(Collected data)
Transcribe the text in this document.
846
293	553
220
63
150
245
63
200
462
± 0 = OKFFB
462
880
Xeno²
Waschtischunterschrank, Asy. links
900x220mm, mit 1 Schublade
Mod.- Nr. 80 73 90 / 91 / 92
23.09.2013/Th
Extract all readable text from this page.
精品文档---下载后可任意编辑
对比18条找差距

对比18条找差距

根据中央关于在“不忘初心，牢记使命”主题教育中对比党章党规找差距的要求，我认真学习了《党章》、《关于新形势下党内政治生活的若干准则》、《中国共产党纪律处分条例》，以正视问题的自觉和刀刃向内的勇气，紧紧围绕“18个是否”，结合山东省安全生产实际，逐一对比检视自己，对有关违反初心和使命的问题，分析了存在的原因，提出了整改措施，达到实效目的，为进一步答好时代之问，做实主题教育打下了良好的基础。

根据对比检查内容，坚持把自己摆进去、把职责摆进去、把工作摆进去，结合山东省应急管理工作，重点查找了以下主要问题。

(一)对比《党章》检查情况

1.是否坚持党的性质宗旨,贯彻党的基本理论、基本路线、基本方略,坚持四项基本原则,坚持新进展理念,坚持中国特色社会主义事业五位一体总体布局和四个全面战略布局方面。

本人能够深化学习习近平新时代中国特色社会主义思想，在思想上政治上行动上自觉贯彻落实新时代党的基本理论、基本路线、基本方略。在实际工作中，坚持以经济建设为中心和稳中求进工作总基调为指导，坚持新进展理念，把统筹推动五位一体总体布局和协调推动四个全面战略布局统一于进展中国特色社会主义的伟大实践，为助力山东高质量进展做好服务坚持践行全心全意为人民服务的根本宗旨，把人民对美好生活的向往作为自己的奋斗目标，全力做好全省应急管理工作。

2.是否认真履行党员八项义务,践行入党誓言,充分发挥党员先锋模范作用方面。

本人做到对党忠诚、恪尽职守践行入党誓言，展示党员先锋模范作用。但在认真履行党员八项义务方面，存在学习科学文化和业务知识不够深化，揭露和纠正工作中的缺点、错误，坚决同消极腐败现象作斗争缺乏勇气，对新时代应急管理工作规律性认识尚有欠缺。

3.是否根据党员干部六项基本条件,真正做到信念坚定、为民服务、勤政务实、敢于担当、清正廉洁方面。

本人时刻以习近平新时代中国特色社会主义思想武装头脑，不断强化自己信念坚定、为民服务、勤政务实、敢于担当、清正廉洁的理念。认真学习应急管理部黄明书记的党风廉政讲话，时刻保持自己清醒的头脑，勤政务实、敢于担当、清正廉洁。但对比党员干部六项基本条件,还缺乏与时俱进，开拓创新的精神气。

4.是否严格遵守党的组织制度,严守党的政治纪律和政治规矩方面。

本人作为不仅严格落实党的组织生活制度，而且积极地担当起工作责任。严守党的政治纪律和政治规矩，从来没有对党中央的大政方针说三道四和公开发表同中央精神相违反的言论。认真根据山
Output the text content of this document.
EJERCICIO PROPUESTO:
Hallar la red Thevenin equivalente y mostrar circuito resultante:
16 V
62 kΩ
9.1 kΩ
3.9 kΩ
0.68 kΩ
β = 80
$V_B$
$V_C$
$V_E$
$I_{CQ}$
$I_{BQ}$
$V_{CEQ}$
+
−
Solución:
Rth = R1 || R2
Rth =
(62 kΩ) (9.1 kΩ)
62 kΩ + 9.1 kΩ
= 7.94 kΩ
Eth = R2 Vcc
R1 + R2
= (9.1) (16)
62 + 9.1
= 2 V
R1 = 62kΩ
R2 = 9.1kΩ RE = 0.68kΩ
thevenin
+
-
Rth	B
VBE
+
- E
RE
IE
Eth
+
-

### Problem details
Reproduce every line of the material above exactly.

### Correct result
Transcribe the text in this document.
846
293	553
220
63
150
245
63
200
462
± 0 = OKFFB
462
880
Xeno²
Waschtischunterschrank, Asy. links
900x220mm, mit 1 Schublade
Mod.- Nr. 80 73 90 / 91 / 92
23.09.2013/Th
Extract all readable text from this page.
精品文档---下载后可任意编辑
对比18条找差距

对比18条找差距

根据中央关于在“不忘初心，牢记使命”主题教育中对比党章党规找差距的要求，我认真学习了《党章》、《关于新形势下党内政治生活的若干准则》、《中国共产党纪律处分条例》，以正视问题的自觉和刀刃向内的勇气，紧紧围绕“18个是否”，结合山东省安全生产实际，逐一对比检视自己，对有关违反初心和使命的问题，分析了存在的原因，提出了整改措施，达到实效目的，为进一步答好时代之问，做实主题教育打下了良好的基础。

根据对比检查内容，坚持把自己摆进去、把职责摆进去、把工作摆进去，结合山东省应急管理工作，重点查找了以下主要问题。

(一)对比《党章》检查情况

1.是否坚持党的性质宗旨,贯彻党的基本理论、基本路线、基本方略,坚持四项基本原则,坚持新进展理念,坚持中国特色社会主义事业五位一体总体布局和四个全面战略布局方面。

本人能够深化学习习近平新时代中国特色社会主义思想，在思想上政治上行动上自觉贯彻落实新时代党的基本理论、基本路线、基本方略。在实际工作中，坚持以经济建设为中心和稳中求进工作总基调为指导，坚持新进展理念，把统筹推动五位一体总体布局和协调推动四个全面战略布局统一于进展中国特色社会主义的伟大实践，为助力山东高质量进展做好服务坚持践行全心全意为人民服务的根本宗旨，把人民对美好生活的向往作为自己的奋斗目标，全力做好全省应急管理工作。

2.是否认真履行党员八项义务,践行入党誓言,充分发挥党员先锋模范作用方面。

本人做到对党忠诚、恪尽职守践行入党誓言，展示党员先锋模范作用。但在认真履行党员八项义务方面，存在学习科学文化和业务知识不够深化，揭露和纠正工作中的缺点、错误，坚决同消极腐败现象作斗争缺乏勇气，对新时代应急管理工作规律性认识尚有欠缺。

3.是否根据党员干部六项基本条件,真正做到信念坚定、为民服务、勤政务实、敢于担当、清正廉洁方面。

本人时刻以习近平新时代中国特色社会主义思想武装头脑，不断强化自己信念坚定、为民服务、勤政务实、敢于担当、清正廉洁的理念。认真学习应急管理部黄明书记的党风廉政讲话，时刻保持自己清醒的头脑，勤政务实、敢于担当、清正廉洁。但对比党员干部六项基本条件,还缺乏与时俱进，开拓创新的精神气。

4.是否严格遵守党的组织制度,严守党的政治纪律和政治规矩方面。

本人作为不仅严格落实党的组织生活制度，而且积极地担当起工作责任。严守党的政治纪律和政治规矩，从来没有对党中央的大政方针说三道四和公开发表同中央精神相违反的言论。认真根据山
Output the text content of this document.
EJERCICIO PROPUESTO:
Hallar la red Thevenin equivalente y mostrar circuito resultante:
16 V
62 kΩ
9.1 kΩ
3.9 kΩ
0.68 kΩ
β = 80
$V_B$
$V_C$
$V_E$
$I_{CQ}$
$I_{BQ}$
$V_{CEQ}$
+
−
Solución:
Rth = R1 || R2
Rth =
(62 kΩ) (9.1 kΩ)
62 kΩ + 9.1 kΩ
= 7.94 kΩ
Eth = R2 Vcc
R1 + R2
= (9.1) (16)
62 + 9.1
= 2 V
R1 = 62kΩ
R2 = 9.1kΩ RE = 0.68kΩ
thevenin
+
-
Rth	B
VBE
+
- E
RE
IE
Eth
+
-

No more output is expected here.